>> BEGIN Material for this task

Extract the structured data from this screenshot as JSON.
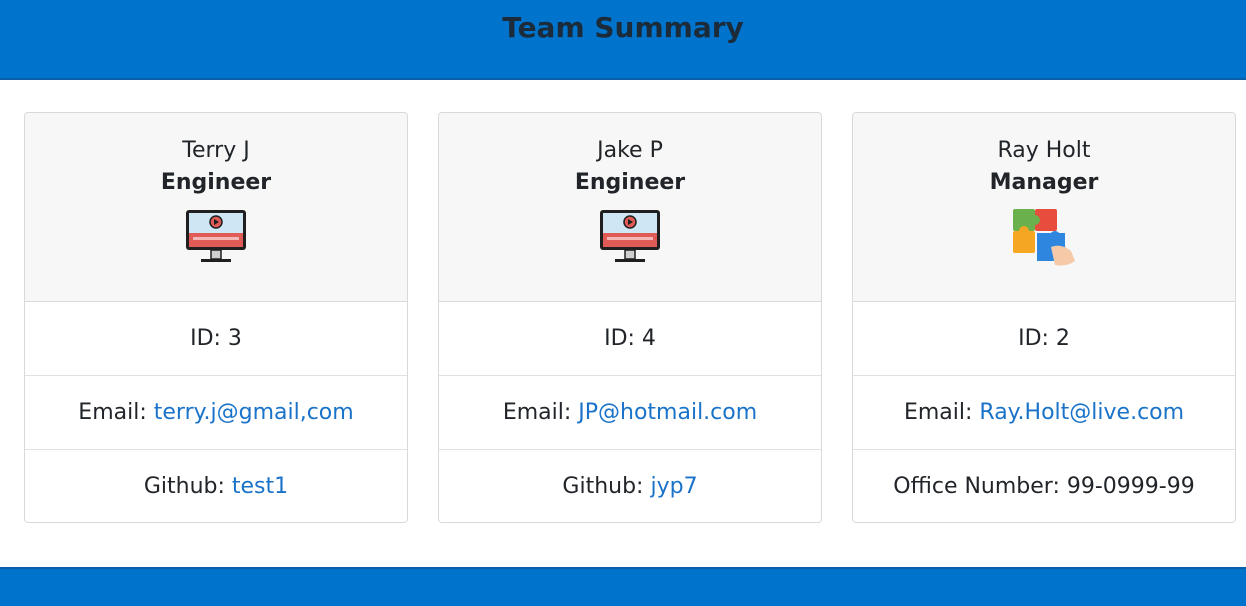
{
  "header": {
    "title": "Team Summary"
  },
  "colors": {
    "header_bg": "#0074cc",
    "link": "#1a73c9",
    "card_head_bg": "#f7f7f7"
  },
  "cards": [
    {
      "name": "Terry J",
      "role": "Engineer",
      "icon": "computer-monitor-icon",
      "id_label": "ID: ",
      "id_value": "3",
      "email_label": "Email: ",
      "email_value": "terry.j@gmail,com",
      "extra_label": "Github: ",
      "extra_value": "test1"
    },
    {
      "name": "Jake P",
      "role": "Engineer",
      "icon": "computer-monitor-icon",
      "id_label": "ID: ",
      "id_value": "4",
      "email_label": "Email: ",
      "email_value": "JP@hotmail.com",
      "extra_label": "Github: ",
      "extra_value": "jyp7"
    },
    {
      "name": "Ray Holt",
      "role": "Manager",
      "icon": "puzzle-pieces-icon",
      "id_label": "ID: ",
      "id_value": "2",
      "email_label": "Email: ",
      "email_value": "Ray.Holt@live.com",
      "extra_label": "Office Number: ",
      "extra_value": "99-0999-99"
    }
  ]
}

>> END Material for this task

**Instruction**
Quote the data above in full and without alteration; skip the pictures.

**Full answer**
Extract the structured data from this screenshot as JSON.
{
  "header": {
    "title": "Team Summary"
  },
  "colors": {
    "header_bg": "#0074cc",
    "link": "#1a73c9",
    "card_head_bg": "#f7f7f7"
  },
  "cards": [
    {
      "name": "Terry J",
      "role": "Engineer",
      "icon": "computer-monitor-icon",
      "id_label": "ID: ",
      "id_value": "3",
      "email_label": "Email: ",
      "email_value": "terry.j@gmail,com",
      "extra_label": "Github: ",
      "extra_value": "test1"
    },
    {
      "name": "Jake P",
      "role": "Engineer",
      "icon": "computer-monitor-icon",
      "id_label": "ID: ",
      "id_value": "4",
      "email_label": "Email: ",
      "email_value": "JP@hotmail.com",
      "extra_label": "Github: ",
      "extra_value": "jyp7"
    },
    {
      "name": "Ray Holt",
      "role": "Manager",
      "icon": "puzzle-pieces-icon",
      "id_label": "ID: ",
      "id_value": "2",
      "email_label": "Email: ",
      "email_value": "Ray.Holt@live.com",
      "extra_label": "Office Number: ",
      "extra_value": "99-0999-99"
    }
  ]
}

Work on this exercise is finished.